▸ **Problem statement**
Repeat each record exactly as written, and drop any images.

▸ **Given entries**
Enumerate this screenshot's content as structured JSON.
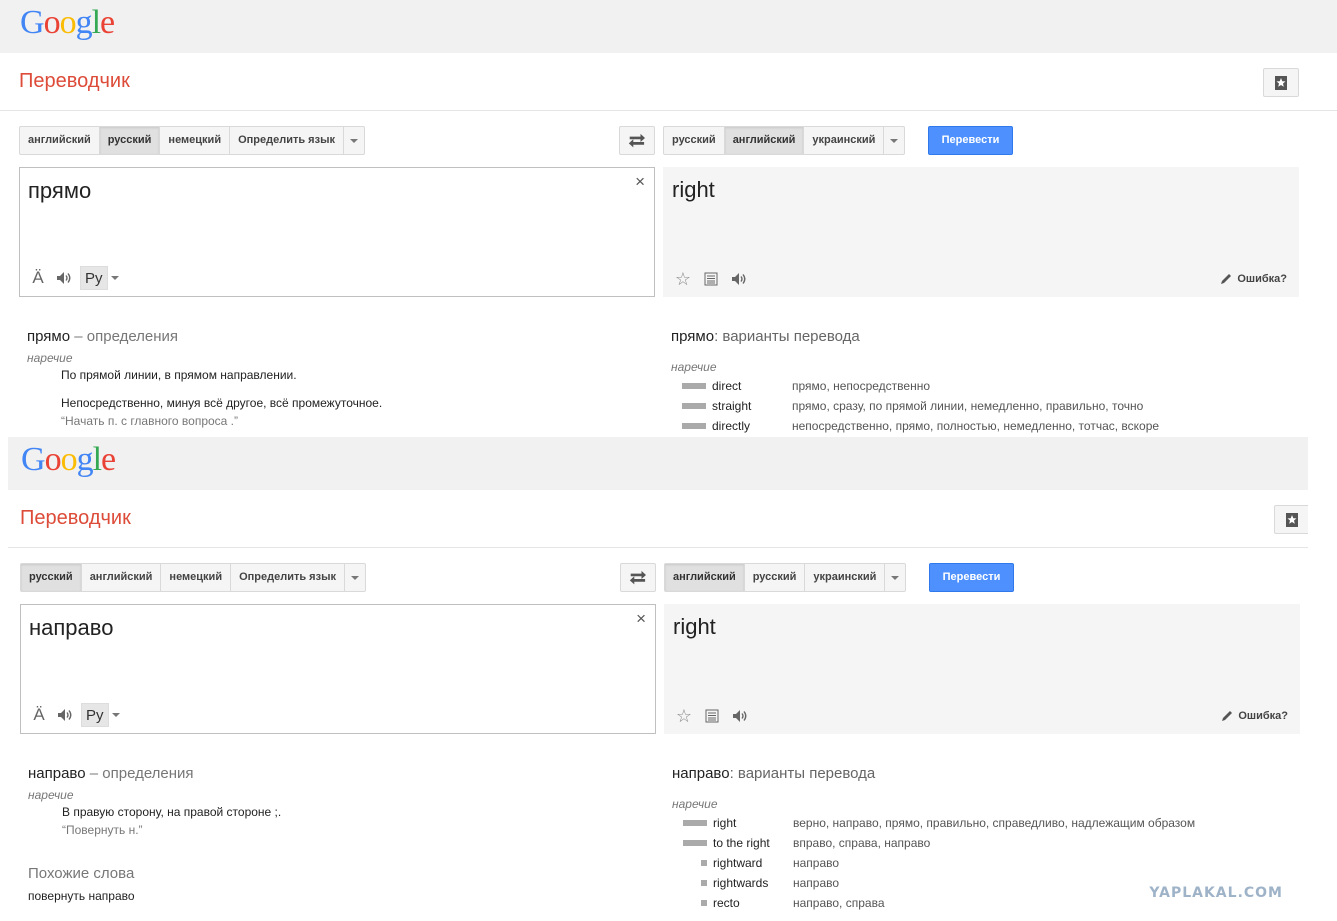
{
  "panels": [
    {
      "logo": {
        "text": "Google",
        "colors": [
          "#4285f4",
          "#ea4335",
          "#fbbc05",
          "#4285f4",
          "#34a853",
          "#ea4335"
        ]
      },
      "app_title": "Переводчик",
      "source_langs": [
        "английский",
        "русский",
        "немецкий",
        "Определить язык"
      ],
      "source_active": 1,
      "target_langs": [
        "русский",
        "английский",
        "украинский"
      ],
      "target_active": 1,
      "translate_label": "Перевести",
      "source_text": "прямо",
      "target_text": "right",
      "clear_icon": "×",
      "ime_label": "Ру",
      "wrong_label": "Ошибка?",
      "definitions": {
        "word": "прямо",
        "suffix": "– определения",
        "pos": "наречие",
        "items": [
          {
            "text": "По прямой линии, в прямом направлении.",
            "example": ""
          },
          {
            "text": "Непосредственно, минуя всё другое, всё промежуточное.",
            "example": "“Начать п. с главного вопроса .”"
          }
        ]
      },
      "alternatives": {
        "word": "прямо",
        "suffix": ": варианты перевода",
        "pos": "наречие",
        "rows": [
          {
            "word": "direct",
            "translations": "прямо, непосредственно",
            "freq": 1.0
          },
          {
            "word": "straight",
            "translations": "прямо, сразу, по прямой линии, немедленно, правильно, точно",
            "freq": 1.0
          },
          {
            "word": "directly",
            "translations": "непосредственно, прямо, полностью, немедленно, тотчас, вскоре",
            "freq": 1.0
          }
        ]
      }
    },
    {
      "logo": {
        "text": "Google",
        "colors": [
          "#4285f4",
          "#ea4335",
          "#fbbc05",
          "#4285f4",
          "#34a853",
          "#ea4335"
        ]
      },
      "app_title": "Переводчик",
      "source_langs": [
        "русский",
        "английский",
        "немецкий",
        "Определить язык"
      ],
      "source_active": 0,
      "target_langs": [
        "английский",
        "русский",
        "украинский"
      ],
      "target_active": 0,
      "translate_label": "Перевести",
      "source_text": "направо",
      "target_text": "right",
      "clear_icon": "×",
      "ime_label": "Ру",
      "wrong_label": "Ошибка?",
      "definitions": {
        "word": "направо",
        "suffix": "– определения",
        "pos": "наречие",
        "items": [
          {
            "text": "В правую сторону, на правой стороне ;.",
            "example": "“Повернуть н.”"
          }
        ]
      },
      "similar": {
        "title": "Похожие слова",
        "items": [
          "повернуть направо"
        ]
      },
      "alternatives": {
        "word": "направо",
        "suffix": ": варианты перевода",
        "pos": "наречие",
        "rows": [
          {
            "word": "right",
            "translations": "верно, направо, прямо, правильно, справедливо, надлежащим образом",
            "freq": 1.0
          },
          {
            "word": "to the right",
            "translations": "вправо, справа, направо",
            "freq": 1.0
          },
          {
            "word": "rightward",
            "translations": "направо",
            "freq": 0.25
          },
          {
            "word": "rightwards",
            "translations": "направо",
            "freq": 0.25
          },
          {
            "word": "recto",
            "translations": "направо, справа",
            "freq": 0.25
          }
        ]
      }
    }
  ],
  "watermark": "YAPLAKAL.COM"
}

▸ **Result of this task**
Enumerate this screenshot's content as structured JSON.
{
  "panels": [
    {
      "logo": {
        "text": "Google",
        "colors": [
          "#4285f4",
          "#ea4335",
          "#fbbc05",
          "#4285f4",
          "#34a853",
          "#ea4335"
        ]
      },
      "app_title": "Переводчик",
      "source_langs": [
        "английский",
        "русский",
        "немецкий",
        "Определить язык"
      ],
      "source_active": 1,
      "target_langs": [
        "русский",
        "английский",
        "украинский"
      ],
      "target_active": 1,
      "translate_label": "Перевести",
      "source_text": "прямо",
      "target_text": "right",
      "clear_icon": "×",
      "ime_label": "Ру",
      "wrong_label": "Ошибка?",
      "definitions": {
        "word": "прямо",
        "suffix": "– определения",
        "pos": "наречие",
        "items": [
          {
            "text": "По прямой линии, в прямом направлении.",
            "example": ""
          },
          {
            "text": "Непосредственно, минуя всё другое, всё промежуточное.",
            "example": "“Начать п. с главного вопроса .”"
          }
        ]
      },
      "alternatives": {
        "word": "прямо",
        "suffix": ": варианты перевода",
        "pos": "наречие",
        "rows": [
          {
            "word": "direct",
            "translations": "прямо, непосредственно",
            "freq": 1.0
          },
          {
            "word": "straight",
            "translations": "прямо, сразу, по прямой линии, немедленно, правильно, точно",
            "freq": 1.0
          },
          {
            "word": "directly",
            "translations": "непосредственно, прямо, полностью, немедленно, тотчас, вскоре",
            "freq": 1.0
          }
        ]
      }
    },
    {
      "logo": {
        "text": "Google",
        "colors": [
          "#4285f4",
          "#ea4335",
          "#fbbc05",
          "#4285f4",
          "#34a853",
          "#ea4335"
        ]
      },
      "app_title": "Переводчик",
      "source_langs": [
        "русский",
        "английский",
        "немецкий",
        "Определить язык"
      ],
      "source_active": 0,
      "target_langs": [
        "английский",
        "русский",
        "украинский"
      ],
      "target_active": 0,
      "translate_label": "Перевести",
      "source_text": "направо",
      "target_text": "right",
      "clear_icon": "×",
      "ime_label": "Ру",
      "wrong_label": "Ошибка?",
      "definitions": {
        "word": "направо",
        "suffix": "– определения",
        "pos": "наречие",
        "items": [
          {
            "text": "В правую сторону, на правой стороне ;.",
            "example": "“Повернуть н.”"
          }
        ]
      },
      "similar": {
        "title": "Похожие слова",
        "items": [
          "повернуть направо"
        ]
      },
      "alternatives": {
        "word": "направо",
        "suffix": ": варианты перевода",
        "pos": "наречие",
        "rows": [
          {
            "word": "right",
            "translations": "верно, направо, прямо, правильно, справедливо, надлежащим образом",
            "freq": 1.0
          },
          {
            "word": "to the right",
            "translations": "вправо, справа, направо",
            "freq": 1.0
          },
          {
            "word": "rightward",
            "translations": "направо",
            "freq": 0.25
          },
          {
            "word": "rightwards",
            "translations": "направо",
            "freq": 0.25
          },
          {
            "word": "recto",
            "translations": "направо, справа",
            "freq": 0.25
          }
        ]
      }
    }
  ],
  "watermark": "YAPLAKAL.COM"
}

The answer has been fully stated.